Reading text ::
^^^^
Lung cancer can be a highly debilitating disease that is known to spread to other parts of the body if untreated. Thanks to scientific research, there are numerous ways to detect early signs of lung cancer so that patients have a higher chance of survival.
Because cancer is a highly complex condition that affects cell reproduction in the body, there are different approaches to treatments. These are the ways in which lung cancer it treated. Check out the latest lung cancer clinical trials for more detail.
Firstly, surgery is done to remove cancerous tissue from the body. This can be done in cases of non-small cell lung cancer, although it depends on the position and stage of the cancerous cells. Because of this surgery is not always the most appropriate option for treating lung cancer.
However, it can be successful in many cases. For a more accurate image, some surgeons use keyhole surgery with tiny cameras. This can help them get a better look into the growth of cells, and any lymph nodes that the cancer is likely to spread onto.
Following surgery to remove cancerous cells or tumors, it is essential that the patient receives another form of therapy. This is to prevent the growth of more cancer cells and to make sure that nothing harmful has been left behind.
Another common form of treatment that is usually paired with other approaches for lung cancer is chemotherapy. It is a highly powerful substance that is known for shrinking the size of tumors, preventing cancer cell growth, and to prevent cancer from returning following surgery.
Because chemotherapy is so intense, it is usually administered in stages. This allows the body to recover before continuing with the treatment. Chemotherapy is administered in pills, or through an IV.
The number of cycles that a particular patient will need depends on advice from specialists. Chemotherapy is usually given in careful doses because it is known for having significant effects on the rest of the body.
By encouraging new white blood cells to form, the body can become severely tired after chemotherapy. Because of this, patients’ health and overall wellbeing need careful consideration before, during, and after a course of chemotherapy.
Also known as radiotherapy, radiation is administered to lung cancer patients with both non-small cell lung cancer and small cell lung cancer. This is usually given in addition to other treatments to help ease some symptoms and to kill cancer cells.
If a patient is not deemed healthy enough to undergo surgery, then an intensive course of radiotherapy can be done. Being exposed to radiation can have a significant impact on the rest of the body. This means that certain cells in the body can become inhibited.
^^^^
Information given ::
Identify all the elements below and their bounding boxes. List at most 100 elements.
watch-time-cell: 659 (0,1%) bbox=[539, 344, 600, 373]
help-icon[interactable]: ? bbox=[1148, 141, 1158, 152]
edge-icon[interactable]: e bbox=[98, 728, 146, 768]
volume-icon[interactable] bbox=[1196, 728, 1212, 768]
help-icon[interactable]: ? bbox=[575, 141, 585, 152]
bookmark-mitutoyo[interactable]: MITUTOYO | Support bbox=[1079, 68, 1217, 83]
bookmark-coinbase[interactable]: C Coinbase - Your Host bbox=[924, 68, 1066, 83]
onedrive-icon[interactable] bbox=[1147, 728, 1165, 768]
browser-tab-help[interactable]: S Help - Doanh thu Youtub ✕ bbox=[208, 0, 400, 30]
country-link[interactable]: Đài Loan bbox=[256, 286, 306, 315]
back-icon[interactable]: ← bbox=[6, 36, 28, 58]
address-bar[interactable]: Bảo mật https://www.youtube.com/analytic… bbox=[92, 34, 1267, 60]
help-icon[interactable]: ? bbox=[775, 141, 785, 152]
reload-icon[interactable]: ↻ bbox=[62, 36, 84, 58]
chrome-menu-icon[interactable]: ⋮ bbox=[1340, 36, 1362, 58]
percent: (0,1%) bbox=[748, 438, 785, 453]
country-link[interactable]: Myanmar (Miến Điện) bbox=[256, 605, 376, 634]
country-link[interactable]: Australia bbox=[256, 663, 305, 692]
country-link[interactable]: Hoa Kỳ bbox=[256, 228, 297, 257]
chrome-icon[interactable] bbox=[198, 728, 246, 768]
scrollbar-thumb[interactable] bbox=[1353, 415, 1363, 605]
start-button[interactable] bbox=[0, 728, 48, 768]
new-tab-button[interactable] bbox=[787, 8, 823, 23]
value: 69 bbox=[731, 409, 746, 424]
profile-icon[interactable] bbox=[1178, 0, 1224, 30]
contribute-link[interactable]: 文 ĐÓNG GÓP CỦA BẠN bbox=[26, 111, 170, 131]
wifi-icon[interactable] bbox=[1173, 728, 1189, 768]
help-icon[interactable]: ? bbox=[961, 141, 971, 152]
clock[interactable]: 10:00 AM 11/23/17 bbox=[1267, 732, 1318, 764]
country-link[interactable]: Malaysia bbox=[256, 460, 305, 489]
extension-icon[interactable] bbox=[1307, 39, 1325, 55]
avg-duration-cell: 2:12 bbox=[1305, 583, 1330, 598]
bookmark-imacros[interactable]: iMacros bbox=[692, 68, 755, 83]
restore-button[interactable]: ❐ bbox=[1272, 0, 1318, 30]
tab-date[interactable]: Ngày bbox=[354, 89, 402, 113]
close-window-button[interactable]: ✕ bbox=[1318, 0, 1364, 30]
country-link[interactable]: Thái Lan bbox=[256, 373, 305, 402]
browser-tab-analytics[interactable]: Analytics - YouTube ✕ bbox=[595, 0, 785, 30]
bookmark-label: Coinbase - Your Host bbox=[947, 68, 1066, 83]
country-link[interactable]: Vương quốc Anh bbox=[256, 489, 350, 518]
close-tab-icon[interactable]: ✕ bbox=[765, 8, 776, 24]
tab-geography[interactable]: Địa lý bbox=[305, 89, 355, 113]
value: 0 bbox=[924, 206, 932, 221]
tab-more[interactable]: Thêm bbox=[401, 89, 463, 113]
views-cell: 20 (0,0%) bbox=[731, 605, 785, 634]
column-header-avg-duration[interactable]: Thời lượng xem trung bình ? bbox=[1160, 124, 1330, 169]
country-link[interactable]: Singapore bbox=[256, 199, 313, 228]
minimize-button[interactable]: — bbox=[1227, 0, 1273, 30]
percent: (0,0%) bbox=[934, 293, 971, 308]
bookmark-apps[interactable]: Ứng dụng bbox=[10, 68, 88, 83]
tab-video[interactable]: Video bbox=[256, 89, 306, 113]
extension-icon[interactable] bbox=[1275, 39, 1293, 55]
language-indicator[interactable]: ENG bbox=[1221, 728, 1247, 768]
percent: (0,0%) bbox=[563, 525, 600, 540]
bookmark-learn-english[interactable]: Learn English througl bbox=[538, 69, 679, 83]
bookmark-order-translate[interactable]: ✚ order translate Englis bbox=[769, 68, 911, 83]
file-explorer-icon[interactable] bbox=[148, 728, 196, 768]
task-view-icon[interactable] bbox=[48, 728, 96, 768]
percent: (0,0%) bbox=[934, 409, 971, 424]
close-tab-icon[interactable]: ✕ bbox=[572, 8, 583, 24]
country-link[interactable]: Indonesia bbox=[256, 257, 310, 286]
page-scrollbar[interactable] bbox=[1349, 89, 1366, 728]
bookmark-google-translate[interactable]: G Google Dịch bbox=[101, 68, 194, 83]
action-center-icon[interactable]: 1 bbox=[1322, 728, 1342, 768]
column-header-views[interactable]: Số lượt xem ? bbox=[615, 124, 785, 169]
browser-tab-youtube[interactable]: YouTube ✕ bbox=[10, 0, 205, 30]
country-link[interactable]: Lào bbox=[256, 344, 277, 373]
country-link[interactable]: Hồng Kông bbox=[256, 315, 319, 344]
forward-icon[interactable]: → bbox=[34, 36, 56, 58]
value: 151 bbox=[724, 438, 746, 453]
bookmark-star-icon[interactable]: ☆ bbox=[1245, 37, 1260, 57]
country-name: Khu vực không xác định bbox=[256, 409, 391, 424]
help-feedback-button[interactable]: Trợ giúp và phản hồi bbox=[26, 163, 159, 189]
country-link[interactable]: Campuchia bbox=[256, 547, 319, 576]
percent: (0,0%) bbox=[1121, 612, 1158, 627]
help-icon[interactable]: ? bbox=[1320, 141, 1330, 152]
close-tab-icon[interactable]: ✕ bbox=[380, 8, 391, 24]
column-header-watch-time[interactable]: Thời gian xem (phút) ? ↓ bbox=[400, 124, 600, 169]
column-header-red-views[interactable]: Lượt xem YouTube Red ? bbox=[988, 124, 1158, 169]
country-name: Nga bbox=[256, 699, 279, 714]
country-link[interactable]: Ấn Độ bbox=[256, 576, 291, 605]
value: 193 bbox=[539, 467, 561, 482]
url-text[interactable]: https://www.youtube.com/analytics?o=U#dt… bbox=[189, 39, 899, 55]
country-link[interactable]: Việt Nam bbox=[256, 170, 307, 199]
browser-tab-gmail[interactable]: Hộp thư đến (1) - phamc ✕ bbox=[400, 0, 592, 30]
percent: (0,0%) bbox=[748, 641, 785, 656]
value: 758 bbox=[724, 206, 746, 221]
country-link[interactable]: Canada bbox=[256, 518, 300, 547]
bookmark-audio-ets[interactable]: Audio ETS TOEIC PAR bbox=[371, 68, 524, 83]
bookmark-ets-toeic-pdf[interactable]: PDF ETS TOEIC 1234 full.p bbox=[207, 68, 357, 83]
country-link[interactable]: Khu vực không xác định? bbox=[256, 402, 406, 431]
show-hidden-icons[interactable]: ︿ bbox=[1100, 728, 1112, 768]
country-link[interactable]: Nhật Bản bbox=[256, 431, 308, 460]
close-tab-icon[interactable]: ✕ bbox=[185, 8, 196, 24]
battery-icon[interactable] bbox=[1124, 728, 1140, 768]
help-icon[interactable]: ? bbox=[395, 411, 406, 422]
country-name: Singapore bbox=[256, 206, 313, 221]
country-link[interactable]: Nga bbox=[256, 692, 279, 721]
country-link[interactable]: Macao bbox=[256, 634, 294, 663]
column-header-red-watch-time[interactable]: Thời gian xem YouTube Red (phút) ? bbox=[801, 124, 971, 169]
^^^^
Instructions for the task :: Resume the text on lung cancer treatments, picking up right after its last sentence.

Written answer ::
Because of the potential risks associated with radiation exposure, radiotherapy isn’t used to treat every case of lung cancer. Every patient is different in terms of their body’s tolerance and ability to repair itself correctly.
Depending on the type of cancer a patient’s lung cancer is defined targeted therapy can be the most appropriate treatment method. This is because of the specific medicines administered to prevent cancer cell growth and the likelihood that these will actually work.
Similar to chemotherapy, targeted therapy is usually given in pills or through an IV, depending on the combination of drugs that is being used. The specific combination usually varies between each patient, but experts need to consider every potential risk factor for each patient when administering targeted therapy.
Another therapy that has been known to help patients with lung cancer is cryotherapy. This uses a similar approach to radiotherapy, but with very cold temperatures. A probe inserted into the throat can shock the system in this way and begin to shrink the tumor.
Because of this, cryotherapy is normally done in cases of lung cancer when it begins to block a patient’s airway. This means that it is given to a specific set of lung cancer patients, rather than every patient.
Because lung cancer is one of the most common forms of cancer found across populations, specialists have developed numerous forms of treatment in order to slow down cancer cell growth, shrink tumors, and stop cancer cells from forming in the body.
Being able to improve the body’s chances of repairing itself is the ultimate goal of most lung cancer treatments. Each form of treatment has varying levels of success, and specialists need to consider minor details about each patient in order to decide on the most appropriate approach.